## begin Records supplied

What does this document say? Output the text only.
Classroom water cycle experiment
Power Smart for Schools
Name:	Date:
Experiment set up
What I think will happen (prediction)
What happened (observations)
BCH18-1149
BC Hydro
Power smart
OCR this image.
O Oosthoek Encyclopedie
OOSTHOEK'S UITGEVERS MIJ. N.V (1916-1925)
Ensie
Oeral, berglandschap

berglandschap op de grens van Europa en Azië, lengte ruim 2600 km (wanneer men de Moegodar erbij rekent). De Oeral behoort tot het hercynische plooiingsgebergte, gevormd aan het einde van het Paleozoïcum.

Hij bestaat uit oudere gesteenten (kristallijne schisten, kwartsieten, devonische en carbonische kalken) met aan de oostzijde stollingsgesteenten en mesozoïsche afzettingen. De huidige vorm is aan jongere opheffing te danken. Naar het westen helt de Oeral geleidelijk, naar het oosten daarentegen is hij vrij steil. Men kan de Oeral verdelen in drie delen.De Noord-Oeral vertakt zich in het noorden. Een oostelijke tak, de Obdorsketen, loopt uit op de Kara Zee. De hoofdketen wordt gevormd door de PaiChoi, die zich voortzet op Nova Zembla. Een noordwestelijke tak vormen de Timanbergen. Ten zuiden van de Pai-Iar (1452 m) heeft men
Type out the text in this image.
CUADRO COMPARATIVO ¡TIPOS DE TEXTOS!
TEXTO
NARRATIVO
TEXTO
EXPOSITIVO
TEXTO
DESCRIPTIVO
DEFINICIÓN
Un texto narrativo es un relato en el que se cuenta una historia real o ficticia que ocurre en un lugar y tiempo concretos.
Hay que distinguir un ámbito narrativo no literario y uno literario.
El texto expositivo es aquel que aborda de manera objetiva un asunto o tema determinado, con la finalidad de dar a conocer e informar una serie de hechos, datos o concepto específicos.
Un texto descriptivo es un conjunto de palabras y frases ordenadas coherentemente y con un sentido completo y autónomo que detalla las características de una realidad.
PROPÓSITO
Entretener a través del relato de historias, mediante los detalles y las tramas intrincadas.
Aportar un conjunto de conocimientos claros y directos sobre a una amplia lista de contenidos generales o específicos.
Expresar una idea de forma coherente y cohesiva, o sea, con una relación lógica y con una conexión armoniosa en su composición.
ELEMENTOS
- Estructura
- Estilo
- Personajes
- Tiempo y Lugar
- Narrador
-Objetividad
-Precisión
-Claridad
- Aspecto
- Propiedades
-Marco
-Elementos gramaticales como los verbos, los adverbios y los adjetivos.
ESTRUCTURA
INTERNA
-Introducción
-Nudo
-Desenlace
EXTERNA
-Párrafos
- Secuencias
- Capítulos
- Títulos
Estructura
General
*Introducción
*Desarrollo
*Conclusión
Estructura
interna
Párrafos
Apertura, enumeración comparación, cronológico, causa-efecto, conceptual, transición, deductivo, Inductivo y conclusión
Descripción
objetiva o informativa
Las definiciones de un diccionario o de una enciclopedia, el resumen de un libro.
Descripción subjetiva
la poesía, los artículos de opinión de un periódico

## end Records supplied
## begin Records supplied

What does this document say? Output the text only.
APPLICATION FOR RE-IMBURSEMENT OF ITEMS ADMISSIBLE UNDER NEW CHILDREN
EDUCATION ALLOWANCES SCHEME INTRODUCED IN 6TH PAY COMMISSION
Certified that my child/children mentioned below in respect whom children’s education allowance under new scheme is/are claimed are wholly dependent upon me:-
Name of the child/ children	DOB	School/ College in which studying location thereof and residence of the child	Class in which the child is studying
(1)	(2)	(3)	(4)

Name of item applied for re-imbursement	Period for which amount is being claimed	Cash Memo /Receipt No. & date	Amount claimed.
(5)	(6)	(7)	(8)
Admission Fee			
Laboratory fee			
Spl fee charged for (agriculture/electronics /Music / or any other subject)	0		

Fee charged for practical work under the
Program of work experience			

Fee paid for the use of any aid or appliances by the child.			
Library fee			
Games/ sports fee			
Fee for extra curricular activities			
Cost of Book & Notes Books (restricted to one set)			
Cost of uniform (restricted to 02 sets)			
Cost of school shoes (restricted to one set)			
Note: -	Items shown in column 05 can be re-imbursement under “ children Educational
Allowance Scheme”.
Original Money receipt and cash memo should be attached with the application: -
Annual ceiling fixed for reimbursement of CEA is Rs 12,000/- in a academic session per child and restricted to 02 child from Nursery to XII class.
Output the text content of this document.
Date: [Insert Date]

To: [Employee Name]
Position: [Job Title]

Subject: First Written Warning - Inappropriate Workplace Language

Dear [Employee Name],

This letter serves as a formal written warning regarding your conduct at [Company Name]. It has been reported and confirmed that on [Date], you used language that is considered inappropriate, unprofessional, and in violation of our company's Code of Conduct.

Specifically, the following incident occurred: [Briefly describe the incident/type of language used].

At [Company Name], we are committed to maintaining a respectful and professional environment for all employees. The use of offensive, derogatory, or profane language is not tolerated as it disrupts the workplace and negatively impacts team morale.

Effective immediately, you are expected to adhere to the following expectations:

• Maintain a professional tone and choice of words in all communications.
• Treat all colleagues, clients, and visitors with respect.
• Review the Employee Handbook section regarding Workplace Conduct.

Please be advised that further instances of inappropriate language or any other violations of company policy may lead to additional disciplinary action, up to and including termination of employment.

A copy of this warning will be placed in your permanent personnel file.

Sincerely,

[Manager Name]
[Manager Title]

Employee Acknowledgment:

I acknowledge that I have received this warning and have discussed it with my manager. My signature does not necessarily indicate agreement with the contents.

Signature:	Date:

## end Records supplied
## begin Records supplied

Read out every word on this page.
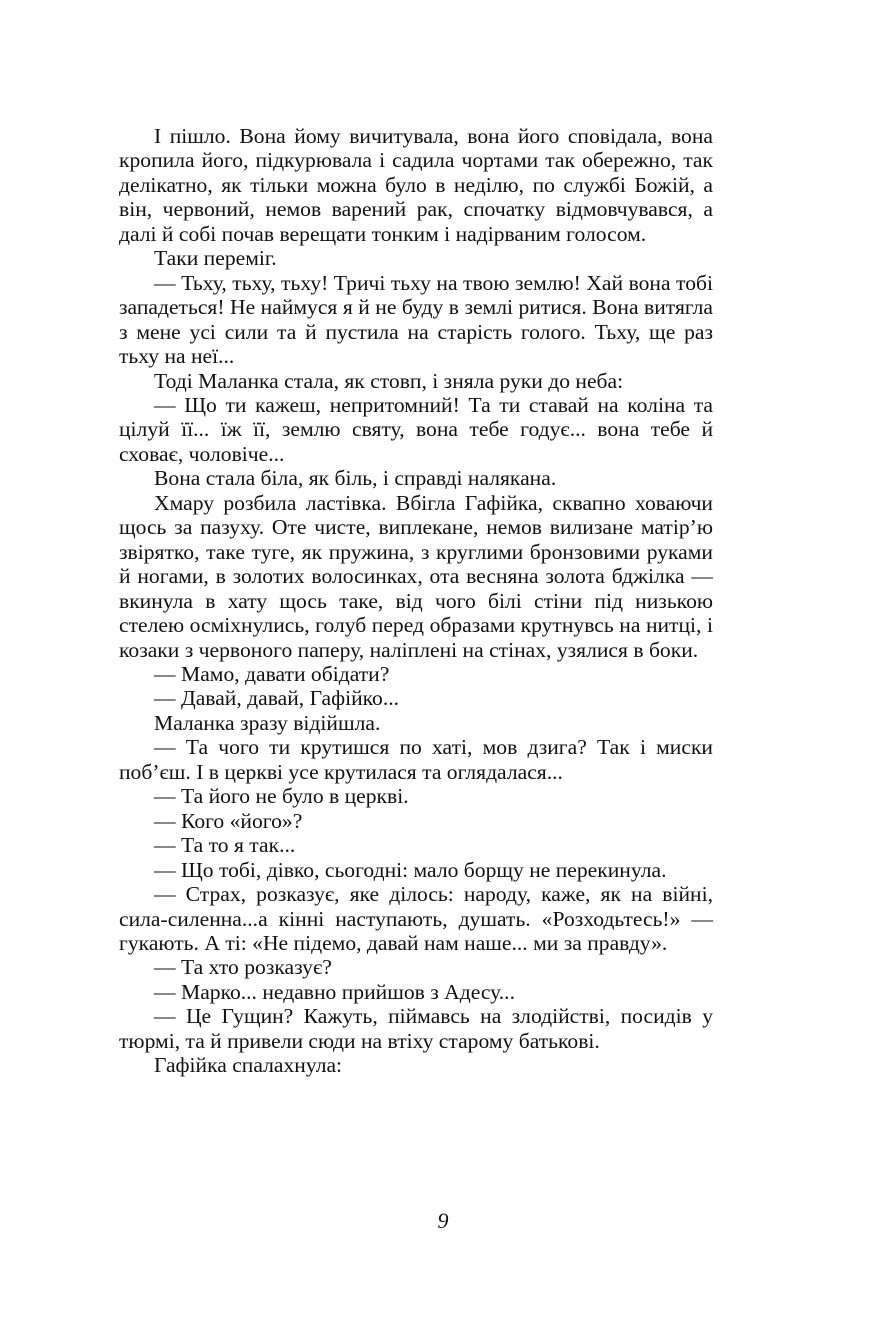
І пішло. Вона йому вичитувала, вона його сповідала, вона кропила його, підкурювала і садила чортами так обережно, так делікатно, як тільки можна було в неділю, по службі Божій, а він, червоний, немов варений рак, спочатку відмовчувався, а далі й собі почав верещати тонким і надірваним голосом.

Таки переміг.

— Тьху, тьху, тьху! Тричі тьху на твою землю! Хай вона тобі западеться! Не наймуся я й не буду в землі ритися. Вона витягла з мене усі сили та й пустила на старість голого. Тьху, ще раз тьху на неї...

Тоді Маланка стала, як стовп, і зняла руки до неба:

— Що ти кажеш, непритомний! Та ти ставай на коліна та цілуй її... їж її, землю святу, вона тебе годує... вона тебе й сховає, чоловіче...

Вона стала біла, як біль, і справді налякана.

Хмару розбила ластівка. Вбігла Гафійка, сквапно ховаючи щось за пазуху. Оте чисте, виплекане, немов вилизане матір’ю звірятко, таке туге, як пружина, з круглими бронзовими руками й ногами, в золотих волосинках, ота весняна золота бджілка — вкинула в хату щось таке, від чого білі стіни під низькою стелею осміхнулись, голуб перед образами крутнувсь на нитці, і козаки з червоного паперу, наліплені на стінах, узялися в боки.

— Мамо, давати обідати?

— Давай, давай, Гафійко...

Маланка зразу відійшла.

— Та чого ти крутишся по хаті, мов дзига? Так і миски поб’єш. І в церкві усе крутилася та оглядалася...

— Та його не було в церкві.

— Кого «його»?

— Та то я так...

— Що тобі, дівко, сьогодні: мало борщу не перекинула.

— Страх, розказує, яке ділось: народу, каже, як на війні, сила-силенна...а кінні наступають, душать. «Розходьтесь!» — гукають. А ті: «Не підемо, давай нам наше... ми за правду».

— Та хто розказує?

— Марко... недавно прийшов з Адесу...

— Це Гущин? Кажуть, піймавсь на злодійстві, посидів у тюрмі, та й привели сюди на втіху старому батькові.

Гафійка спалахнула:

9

## end Records supplied

Request:
Only lines with the string "What" belong in your answer; copy each one.

Written reply:
What does this document say? Output the text only.
What I think will happen (prediction)
What happened (observations)
What does this document say? Output the text only.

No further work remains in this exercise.